Stated exercise: Wherever a line below holds the word "brush", copy that line.

start

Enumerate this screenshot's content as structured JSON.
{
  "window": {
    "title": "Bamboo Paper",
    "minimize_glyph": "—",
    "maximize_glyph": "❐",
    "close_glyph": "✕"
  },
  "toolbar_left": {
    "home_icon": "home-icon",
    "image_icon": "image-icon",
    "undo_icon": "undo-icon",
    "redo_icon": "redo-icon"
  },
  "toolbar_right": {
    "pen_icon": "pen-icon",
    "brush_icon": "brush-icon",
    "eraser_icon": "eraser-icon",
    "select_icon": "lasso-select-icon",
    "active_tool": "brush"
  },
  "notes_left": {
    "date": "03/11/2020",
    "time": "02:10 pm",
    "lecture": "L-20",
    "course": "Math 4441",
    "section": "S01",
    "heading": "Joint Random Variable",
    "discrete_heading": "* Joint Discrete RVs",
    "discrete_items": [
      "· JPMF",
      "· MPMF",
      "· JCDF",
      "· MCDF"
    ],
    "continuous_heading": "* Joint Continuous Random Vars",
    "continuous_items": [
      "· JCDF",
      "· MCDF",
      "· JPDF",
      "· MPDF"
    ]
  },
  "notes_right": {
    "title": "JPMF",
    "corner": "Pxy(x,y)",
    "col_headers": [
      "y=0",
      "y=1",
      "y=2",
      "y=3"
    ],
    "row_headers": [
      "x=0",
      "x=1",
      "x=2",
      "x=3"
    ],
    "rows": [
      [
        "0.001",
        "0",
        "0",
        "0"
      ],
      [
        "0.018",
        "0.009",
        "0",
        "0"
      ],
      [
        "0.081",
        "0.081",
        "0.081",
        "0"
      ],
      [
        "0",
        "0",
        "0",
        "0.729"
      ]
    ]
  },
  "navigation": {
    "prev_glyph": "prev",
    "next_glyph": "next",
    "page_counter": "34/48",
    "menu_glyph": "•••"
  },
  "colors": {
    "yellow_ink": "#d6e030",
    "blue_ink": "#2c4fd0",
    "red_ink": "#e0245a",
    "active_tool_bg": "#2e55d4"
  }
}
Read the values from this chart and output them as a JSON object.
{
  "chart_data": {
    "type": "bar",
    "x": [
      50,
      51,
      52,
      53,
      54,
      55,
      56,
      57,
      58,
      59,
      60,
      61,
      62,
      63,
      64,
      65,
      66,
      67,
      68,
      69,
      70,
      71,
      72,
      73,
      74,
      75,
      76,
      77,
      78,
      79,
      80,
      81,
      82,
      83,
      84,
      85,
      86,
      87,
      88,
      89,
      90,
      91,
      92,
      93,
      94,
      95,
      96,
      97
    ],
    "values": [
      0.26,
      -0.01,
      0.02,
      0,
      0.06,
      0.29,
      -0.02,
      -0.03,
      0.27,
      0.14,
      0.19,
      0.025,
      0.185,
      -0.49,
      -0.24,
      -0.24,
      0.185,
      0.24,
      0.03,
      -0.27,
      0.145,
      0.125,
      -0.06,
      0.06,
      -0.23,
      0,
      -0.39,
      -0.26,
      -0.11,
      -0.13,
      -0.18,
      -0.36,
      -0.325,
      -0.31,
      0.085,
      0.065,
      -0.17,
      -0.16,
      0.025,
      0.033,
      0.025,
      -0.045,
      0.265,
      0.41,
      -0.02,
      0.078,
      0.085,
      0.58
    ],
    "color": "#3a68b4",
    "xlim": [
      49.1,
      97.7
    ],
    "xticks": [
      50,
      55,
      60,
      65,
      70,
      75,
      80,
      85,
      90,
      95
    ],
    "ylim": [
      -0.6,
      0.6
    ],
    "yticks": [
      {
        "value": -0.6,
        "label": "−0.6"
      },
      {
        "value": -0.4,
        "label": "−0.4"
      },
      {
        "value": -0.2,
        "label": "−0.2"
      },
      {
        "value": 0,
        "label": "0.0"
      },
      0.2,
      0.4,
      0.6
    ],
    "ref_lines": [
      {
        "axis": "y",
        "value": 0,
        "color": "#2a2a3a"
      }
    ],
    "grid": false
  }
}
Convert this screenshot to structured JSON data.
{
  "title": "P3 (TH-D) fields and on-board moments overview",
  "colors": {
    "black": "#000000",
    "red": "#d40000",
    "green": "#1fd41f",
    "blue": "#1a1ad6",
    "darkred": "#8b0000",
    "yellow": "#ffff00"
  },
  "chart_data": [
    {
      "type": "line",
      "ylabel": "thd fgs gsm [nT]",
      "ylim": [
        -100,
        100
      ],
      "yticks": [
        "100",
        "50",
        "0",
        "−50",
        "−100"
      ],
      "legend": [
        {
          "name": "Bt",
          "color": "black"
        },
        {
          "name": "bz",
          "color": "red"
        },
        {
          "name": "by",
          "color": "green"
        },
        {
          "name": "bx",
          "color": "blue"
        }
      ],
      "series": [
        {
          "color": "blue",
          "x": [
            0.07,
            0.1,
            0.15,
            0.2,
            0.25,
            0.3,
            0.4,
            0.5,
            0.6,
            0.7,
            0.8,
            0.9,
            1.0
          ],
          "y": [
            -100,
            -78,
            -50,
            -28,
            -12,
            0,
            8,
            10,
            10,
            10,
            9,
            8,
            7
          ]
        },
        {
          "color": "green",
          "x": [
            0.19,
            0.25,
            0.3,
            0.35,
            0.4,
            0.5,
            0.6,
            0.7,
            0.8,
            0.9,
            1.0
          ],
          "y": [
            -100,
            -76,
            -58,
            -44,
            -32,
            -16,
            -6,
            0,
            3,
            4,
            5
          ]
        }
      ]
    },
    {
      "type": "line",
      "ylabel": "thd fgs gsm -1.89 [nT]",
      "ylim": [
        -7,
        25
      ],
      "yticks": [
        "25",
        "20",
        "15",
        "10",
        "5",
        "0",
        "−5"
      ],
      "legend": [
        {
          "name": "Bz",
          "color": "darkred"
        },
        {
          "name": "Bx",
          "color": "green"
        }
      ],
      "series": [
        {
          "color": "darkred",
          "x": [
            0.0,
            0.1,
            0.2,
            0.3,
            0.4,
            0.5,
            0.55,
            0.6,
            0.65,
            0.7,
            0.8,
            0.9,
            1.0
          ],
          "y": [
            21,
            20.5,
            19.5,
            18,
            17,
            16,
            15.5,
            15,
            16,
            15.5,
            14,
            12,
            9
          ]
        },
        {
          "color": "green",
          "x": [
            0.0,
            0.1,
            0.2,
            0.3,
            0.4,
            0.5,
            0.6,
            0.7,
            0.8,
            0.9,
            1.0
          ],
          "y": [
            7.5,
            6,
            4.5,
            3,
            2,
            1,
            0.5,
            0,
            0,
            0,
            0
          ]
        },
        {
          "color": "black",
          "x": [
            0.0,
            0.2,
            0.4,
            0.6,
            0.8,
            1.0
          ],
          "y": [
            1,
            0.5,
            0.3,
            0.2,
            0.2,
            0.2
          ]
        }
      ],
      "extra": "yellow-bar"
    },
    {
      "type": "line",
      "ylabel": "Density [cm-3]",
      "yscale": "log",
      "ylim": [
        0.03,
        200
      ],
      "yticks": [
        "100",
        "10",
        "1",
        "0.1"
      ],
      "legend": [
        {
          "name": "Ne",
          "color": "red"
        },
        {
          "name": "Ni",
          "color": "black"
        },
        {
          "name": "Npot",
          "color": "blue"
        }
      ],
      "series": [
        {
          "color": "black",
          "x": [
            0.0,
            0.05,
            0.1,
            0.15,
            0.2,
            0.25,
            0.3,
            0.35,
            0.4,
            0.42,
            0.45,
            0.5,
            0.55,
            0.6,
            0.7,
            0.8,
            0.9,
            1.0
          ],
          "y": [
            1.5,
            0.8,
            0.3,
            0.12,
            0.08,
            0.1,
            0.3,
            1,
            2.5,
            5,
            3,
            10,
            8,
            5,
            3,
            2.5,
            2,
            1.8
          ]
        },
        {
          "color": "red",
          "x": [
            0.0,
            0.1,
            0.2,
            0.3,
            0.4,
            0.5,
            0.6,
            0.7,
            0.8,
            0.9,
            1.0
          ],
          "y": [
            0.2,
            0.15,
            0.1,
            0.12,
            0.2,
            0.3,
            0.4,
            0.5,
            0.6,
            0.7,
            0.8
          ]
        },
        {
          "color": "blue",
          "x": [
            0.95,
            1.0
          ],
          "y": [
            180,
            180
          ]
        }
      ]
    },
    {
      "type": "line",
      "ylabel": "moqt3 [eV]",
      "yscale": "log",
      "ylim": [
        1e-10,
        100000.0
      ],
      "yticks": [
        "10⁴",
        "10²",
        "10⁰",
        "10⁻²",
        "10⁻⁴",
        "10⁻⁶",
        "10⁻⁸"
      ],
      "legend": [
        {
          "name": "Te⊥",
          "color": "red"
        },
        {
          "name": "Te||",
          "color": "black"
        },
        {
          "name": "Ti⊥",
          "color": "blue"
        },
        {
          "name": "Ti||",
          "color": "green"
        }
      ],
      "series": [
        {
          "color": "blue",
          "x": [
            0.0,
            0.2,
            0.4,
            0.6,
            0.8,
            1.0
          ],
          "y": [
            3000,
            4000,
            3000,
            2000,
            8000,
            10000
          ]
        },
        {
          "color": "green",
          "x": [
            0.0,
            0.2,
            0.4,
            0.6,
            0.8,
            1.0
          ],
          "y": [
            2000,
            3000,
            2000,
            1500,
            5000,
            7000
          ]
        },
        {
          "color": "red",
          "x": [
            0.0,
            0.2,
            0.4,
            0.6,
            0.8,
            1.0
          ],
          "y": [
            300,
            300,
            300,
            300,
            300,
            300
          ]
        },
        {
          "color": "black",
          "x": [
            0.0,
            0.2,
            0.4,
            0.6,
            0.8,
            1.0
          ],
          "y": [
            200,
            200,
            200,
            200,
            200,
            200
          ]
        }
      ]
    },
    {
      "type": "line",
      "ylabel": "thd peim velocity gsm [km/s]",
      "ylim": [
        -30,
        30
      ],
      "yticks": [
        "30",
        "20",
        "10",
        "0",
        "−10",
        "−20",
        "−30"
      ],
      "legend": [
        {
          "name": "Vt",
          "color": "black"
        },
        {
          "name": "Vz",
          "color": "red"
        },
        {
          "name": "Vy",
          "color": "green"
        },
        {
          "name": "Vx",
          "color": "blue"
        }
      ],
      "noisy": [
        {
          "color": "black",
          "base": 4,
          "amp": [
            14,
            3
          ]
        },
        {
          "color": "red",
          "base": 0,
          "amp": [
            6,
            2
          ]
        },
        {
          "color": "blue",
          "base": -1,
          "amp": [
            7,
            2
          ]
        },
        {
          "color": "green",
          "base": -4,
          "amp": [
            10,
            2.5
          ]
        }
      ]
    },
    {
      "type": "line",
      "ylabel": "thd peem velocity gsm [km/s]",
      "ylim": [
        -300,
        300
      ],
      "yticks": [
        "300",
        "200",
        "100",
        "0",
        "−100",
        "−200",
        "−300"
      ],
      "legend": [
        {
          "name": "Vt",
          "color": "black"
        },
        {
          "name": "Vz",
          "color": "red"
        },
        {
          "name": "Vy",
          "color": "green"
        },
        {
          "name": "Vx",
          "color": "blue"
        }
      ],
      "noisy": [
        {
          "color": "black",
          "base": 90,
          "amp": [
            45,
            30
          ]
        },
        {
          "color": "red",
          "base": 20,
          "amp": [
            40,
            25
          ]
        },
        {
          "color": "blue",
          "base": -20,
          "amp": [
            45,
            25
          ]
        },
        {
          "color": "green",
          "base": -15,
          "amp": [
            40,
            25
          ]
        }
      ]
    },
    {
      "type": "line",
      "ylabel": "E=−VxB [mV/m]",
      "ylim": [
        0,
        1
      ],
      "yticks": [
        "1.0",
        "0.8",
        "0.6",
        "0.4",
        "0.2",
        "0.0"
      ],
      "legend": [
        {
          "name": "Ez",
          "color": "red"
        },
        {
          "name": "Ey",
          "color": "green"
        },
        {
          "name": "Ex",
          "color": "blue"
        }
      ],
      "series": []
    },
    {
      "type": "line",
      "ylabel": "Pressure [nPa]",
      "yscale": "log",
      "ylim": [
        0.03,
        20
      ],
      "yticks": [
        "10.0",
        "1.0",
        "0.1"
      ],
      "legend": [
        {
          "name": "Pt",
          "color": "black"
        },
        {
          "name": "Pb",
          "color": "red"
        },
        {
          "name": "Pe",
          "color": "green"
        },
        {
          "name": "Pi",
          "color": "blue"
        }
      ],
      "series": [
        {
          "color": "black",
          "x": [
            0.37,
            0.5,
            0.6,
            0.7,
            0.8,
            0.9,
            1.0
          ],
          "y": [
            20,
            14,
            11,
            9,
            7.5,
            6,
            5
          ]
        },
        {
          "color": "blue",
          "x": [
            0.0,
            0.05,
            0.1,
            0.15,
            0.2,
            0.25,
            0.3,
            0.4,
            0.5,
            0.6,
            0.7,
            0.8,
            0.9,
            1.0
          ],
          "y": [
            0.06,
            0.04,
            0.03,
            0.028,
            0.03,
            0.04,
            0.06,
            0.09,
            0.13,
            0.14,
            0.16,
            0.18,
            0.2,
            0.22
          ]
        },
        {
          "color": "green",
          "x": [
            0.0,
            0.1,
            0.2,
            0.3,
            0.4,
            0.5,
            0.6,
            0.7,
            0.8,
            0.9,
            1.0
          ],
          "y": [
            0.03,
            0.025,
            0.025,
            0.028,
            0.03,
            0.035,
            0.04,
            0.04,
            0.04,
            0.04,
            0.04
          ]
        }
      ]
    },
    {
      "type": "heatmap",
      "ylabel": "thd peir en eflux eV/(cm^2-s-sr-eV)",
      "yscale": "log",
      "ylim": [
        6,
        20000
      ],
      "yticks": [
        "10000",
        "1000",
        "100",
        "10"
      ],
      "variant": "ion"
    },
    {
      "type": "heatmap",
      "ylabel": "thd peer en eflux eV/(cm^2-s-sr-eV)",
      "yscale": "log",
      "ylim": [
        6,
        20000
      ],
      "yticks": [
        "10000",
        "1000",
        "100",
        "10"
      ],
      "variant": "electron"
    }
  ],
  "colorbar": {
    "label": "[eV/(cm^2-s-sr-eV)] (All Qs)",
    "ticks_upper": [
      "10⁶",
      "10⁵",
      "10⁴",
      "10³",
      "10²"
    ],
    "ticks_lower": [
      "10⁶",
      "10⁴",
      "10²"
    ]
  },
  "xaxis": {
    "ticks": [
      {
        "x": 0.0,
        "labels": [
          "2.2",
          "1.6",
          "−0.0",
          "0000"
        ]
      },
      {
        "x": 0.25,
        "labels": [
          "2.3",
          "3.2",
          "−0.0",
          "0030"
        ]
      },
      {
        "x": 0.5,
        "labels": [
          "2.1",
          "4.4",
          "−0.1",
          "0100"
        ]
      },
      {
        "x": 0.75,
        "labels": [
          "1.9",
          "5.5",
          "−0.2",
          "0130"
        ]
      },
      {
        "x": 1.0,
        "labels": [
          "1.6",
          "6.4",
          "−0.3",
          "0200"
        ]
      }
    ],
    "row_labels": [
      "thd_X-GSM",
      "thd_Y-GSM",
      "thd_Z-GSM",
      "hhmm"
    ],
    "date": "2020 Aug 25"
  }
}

end

Result for this task:
    "brush_icon": "brush-icon",
    "active_tool": "brush"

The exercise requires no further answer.